Begin Data supplied

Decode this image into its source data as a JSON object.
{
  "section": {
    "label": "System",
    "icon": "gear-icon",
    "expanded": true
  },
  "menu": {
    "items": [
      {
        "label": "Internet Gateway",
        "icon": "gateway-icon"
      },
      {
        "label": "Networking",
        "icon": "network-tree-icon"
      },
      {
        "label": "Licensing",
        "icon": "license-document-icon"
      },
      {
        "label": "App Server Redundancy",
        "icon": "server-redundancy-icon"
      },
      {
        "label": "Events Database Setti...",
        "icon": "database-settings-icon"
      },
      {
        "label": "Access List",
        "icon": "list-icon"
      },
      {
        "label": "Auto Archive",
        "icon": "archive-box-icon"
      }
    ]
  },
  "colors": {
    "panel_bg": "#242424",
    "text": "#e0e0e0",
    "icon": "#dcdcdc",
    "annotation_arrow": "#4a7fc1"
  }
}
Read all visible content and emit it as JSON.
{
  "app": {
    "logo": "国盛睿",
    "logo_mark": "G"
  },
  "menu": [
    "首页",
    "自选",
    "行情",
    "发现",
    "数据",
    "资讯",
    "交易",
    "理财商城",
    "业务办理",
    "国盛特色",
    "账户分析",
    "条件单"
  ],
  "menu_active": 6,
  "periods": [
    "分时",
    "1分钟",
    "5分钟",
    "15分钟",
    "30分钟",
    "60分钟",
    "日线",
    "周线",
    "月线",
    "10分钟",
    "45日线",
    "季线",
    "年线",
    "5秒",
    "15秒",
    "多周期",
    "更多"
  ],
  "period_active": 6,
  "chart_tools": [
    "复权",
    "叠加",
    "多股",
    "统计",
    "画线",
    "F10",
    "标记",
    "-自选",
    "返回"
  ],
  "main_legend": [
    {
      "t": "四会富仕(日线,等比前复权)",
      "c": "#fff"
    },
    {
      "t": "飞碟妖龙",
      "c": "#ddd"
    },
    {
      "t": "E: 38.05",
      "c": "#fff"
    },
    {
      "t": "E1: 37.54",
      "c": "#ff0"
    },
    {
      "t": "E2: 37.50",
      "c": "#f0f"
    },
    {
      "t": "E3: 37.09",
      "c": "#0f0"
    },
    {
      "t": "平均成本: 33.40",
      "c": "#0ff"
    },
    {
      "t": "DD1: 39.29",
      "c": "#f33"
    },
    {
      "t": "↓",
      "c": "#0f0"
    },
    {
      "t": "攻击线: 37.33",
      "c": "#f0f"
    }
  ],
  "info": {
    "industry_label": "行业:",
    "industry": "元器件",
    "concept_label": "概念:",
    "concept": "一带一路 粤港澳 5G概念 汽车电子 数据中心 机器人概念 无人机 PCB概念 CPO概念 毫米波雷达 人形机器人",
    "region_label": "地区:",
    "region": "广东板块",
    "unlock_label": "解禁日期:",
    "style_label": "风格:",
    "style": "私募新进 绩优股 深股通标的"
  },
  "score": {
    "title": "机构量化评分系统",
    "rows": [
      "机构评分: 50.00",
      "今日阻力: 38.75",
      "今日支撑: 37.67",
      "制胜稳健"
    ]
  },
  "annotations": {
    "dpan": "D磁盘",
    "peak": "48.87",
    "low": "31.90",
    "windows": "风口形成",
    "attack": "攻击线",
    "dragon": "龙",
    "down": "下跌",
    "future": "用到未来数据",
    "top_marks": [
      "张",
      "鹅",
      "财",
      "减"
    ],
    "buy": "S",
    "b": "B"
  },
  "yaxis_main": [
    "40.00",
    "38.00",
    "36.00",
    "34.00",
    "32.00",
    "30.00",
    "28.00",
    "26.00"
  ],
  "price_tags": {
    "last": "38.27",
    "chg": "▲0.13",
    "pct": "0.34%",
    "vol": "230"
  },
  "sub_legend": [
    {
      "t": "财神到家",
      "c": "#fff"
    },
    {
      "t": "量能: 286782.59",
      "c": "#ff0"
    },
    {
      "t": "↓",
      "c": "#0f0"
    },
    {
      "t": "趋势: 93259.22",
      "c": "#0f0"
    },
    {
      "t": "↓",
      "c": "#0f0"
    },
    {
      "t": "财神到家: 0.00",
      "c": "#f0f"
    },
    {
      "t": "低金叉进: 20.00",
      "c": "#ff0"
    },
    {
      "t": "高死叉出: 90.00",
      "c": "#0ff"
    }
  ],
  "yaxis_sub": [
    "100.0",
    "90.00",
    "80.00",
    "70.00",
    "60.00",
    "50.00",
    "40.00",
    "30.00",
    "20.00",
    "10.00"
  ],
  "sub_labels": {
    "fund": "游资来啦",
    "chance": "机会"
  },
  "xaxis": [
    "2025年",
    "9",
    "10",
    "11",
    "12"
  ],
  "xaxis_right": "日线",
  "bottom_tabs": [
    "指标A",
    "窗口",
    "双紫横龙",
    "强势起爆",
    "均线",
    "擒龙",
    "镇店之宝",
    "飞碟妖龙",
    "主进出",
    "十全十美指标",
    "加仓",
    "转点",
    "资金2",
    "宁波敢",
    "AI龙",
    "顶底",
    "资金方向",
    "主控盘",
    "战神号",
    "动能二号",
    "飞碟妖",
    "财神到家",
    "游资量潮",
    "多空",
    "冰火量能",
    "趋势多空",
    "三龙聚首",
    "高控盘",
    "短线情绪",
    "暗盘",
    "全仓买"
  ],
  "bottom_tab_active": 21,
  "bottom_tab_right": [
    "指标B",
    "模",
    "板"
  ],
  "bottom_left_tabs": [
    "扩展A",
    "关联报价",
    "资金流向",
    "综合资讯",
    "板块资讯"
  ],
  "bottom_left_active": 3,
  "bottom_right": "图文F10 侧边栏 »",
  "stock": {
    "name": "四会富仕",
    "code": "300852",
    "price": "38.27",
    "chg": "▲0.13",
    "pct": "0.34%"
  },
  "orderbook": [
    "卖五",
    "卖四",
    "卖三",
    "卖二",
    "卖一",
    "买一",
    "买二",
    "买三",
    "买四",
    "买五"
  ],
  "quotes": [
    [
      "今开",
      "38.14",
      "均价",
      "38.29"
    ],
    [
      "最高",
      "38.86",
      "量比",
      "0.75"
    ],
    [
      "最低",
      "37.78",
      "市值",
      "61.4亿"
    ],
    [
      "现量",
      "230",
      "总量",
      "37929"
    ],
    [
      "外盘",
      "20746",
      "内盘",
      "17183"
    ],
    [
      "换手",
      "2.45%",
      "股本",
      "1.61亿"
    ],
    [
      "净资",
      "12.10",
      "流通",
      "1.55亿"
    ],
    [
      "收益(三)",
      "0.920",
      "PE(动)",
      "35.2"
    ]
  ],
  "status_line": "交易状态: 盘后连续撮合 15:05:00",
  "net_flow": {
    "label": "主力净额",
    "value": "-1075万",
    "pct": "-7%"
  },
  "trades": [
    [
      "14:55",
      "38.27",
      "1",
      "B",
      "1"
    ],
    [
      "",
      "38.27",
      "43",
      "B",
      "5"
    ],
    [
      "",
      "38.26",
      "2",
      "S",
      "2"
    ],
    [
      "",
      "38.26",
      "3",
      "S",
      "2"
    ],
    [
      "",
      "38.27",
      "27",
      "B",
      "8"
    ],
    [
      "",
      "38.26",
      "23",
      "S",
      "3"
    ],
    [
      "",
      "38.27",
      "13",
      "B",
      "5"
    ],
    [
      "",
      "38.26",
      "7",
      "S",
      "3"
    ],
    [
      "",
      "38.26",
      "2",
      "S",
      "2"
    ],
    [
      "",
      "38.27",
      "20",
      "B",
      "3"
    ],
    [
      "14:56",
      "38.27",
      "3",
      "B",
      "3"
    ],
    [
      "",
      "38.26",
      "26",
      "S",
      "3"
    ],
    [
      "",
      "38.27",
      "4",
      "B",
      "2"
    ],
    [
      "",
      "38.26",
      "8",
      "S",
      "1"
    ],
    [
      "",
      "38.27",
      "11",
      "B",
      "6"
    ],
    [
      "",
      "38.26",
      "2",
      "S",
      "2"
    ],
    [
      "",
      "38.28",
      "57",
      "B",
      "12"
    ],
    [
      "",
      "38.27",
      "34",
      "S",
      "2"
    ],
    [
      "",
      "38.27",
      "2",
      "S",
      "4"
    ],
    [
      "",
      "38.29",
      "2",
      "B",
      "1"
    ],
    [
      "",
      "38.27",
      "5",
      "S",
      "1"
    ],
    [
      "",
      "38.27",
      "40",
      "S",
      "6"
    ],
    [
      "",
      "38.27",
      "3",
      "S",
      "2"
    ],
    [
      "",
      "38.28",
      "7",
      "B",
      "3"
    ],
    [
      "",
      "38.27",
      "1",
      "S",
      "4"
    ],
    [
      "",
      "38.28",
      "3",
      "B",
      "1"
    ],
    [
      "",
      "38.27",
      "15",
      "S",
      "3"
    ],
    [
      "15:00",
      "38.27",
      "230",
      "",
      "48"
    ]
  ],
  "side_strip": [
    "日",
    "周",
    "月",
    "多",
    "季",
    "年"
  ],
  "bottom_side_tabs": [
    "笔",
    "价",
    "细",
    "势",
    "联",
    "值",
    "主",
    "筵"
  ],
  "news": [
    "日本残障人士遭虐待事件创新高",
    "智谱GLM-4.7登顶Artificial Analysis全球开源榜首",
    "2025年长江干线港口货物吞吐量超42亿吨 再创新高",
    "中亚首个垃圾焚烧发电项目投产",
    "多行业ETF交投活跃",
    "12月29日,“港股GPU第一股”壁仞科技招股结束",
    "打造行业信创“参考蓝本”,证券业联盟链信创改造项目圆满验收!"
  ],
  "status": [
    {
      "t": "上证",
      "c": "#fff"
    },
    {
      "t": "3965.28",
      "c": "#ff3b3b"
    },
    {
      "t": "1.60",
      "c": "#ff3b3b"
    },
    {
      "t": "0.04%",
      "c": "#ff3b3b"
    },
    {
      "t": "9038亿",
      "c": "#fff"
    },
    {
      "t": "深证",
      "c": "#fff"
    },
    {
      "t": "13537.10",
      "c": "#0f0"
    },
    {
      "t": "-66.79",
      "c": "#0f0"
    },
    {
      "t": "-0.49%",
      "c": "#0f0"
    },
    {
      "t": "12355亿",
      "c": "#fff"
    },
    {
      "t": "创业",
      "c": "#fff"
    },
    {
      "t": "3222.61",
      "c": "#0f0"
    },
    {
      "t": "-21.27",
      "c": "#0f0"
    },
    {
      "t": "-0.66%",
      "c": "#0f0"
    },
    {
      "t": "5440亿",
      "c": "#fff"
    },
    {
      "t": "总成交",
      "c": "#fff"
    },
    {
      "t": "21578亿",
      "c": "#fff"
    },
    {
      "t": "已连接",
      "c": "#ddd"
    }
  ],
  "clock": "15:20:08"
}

End Data supplied

Given problem: Look through the data above. Copy every line with the string "JSON" in it.

Task output:
Decode this image into its source data as a JSON object.
Read all visible content and emit it as JSON.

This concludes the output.